What lines of the data include the string "name"? Copy them all.

start EXCERPTED DATA

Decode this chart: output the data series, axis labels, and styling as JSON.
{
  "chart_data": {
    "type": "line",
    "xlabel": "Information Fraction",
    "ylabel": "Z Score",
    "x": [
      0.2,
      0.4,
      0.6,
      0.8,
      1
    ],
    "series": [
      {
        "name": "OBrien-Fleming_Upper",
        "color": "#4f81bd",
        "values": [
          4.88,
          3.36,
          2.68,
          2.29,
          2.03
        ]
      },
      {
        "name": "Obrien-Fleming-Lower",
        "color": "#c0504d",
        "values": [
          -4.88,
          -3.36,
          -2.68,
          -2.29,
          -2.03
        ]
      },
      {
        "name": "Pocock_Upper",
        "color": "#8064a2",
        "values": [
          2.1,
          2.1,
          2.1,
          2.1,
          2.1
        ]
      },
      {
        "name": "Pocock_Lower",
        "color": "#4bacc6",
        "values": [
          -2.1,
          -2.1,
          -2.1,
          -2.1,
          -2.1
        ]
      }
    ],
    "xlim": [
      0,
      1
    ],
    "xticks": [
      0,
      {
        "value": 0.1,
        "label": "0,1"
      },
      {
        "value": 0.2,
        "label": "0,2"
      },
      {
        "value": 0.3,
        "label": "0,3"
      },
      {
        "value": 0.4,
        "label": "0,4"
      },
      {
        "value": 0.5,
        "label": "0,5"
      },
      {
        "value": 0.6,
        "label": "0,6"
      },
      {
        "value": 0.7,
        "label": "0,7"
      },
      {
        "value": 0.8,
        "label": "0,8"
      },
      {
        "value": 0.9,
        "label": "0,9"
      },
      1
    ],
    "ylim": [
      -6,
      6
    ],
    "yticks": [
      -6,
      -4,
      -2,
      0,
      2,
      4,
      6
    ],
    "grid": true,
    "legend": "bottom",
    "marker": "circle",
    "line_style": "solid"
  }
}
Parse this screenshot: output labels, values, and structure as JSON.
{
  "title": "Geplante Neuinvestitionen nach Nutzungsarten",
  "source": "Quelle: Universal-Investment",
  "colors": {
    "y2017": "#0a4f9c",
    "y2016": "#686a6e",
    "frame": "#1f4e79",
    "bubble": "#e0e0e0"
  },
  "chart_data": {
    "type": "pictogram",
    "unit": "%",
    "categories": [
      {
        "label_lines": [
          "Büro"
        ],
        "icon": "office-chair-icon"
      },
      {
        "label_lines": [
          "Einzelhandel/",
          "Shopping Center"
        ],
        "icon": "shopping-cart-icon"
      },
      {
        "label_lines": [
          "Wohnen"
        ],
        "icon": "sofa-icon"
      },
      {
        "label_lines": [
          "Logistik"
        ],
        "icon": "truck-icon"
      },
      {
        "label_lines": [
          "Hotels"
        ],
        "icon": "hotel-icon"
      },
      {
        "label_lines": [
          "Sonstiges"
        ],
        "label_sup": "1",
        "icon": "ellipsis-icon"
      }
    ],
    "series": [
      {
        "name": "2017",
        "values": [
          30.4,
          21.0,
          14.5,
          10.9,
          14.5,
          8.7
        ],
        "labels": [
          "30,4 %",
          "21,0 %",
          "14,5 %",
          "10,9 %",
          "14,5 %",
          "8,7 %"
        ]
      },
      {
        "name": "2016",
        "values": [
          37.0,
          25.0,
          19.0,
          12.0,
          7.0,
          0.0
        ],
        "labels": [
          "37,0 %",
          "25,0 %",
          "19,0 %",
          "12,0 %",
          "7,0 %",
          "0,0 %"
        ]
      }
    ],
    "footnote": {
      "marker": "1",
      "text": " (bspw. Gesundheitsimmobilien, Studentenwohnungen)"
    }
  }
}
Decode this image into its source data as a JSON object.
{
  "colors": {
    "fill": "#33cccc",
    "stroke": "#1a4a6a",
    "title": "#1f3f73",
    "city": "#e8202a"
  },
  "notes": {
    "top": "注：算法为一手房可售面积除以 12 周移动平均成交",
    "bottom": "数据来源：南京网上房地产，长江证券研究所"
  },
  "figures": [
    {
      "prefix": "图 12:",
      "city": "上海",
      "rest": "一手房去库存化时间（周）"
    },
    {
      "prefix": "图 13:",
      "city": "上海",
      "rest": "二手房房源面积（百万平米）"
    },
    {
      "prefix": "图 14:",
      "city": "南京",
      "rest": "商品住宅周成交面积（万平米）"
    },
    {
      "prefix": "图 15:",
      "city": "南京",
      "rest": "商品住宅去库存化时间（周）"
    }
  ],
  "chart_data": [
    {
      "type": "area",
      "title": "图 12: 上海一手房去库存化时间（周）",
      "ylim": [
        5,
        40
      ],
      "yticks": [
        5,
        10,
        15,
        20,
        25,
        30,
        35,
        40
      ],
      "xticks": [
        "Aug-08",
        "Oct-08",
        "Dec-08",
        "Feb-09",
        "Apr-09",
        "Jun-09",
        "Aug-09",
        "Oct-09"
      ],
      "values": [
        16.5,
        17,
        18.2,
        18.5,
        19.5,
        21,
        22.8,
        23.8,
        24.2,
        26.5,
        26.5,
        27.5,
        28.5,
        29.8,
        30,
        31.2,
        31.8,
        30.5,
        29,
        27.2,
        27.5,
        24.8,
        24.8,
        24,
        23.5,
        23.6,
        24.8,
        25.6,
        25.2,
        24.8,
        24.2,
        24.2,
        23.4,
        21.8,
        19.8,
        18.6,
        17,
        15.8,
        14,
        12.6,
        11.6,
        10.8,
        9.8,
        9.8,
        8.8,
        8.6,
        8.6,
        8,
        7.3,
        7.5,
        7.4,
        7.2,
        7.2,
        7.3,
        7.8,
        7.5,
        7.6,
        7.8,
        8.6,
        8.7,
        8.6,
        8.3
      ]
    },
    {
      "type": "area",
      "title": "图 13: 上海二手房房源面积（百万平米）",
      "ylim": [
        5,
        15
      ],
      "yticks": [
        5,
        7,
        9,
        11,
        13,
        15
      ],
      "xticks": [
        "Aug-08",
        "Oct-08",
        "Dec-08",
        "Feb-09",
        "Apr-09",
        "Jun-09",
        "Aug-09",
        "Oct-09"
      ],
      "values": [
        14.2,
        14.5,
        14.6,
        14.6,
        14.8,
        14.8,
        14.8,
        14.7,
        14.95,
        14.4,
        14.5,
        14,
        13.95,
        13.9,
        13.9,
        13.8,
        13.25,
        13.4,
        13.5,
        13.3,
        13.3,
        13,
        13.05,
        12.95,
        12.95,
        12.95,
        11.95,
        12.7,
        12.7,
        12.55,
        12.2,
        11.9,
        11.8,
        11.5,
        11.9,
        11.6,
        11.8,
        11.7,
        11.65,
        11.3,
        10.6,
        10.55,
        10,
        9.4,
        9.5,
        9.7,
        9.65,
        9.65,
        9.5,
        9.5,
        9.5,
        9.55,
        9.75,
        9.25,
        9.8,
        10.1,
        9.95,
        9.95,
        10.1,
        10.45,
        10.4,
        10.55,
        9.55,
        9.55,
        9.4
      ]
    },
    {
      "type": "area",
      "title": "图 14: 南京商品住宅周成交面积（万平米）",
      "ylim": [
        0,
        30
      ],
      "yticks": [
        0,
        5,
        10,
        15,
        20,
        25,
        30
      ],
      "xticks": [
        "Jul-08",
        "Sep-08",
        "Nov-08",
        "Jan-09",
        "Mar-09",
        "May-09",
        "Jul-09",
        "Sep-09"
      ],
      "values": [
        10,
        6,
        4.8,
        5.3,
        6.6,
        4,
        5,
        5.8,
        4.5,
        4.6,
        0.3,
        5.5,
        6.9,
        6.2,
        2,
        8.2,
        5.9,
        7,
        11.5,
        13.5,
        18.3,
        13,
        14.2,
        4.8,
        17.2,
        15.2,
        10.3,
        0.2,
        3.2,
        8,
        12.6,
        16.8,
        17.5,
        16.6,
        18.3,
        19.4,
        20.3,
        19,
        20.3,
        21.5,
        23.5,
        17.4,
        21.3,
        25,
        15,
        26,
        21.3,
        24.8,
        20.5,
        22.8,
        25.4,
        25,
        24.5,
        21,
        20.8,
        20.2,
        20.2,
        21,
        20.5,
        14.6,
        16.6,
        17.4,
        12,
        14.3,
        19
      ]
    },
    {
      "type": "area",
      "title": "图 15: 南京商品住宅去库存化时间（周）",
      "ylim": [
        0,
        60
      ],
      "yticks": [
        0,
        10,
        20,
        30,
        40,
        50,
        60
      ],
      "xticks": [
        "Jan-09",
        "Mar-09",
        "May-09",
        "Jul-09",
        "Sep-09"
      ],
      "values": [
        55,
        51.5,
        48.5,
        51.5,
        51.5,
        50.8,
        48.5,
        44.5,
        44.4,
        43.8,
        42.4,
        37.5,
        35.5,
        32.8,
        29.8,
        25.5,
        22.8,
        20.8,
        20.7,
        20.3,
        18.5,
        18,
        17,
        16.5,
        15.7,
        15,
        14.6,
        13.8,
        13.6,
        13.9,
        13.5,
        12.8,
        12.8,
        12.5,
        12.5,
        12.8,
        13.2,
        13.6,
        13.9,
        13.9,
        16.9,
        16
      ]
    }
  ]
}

end EXCERPTED DATA

_FINAL RESULT:_
        "name": "OBrien-Fleming_Upper",
        "name": "Obrien-Fleming-Lower",
        "name": "Pocock_Upper",
        "name": "Pocock_Lower",
        "name": "2017",
        "name": "2016",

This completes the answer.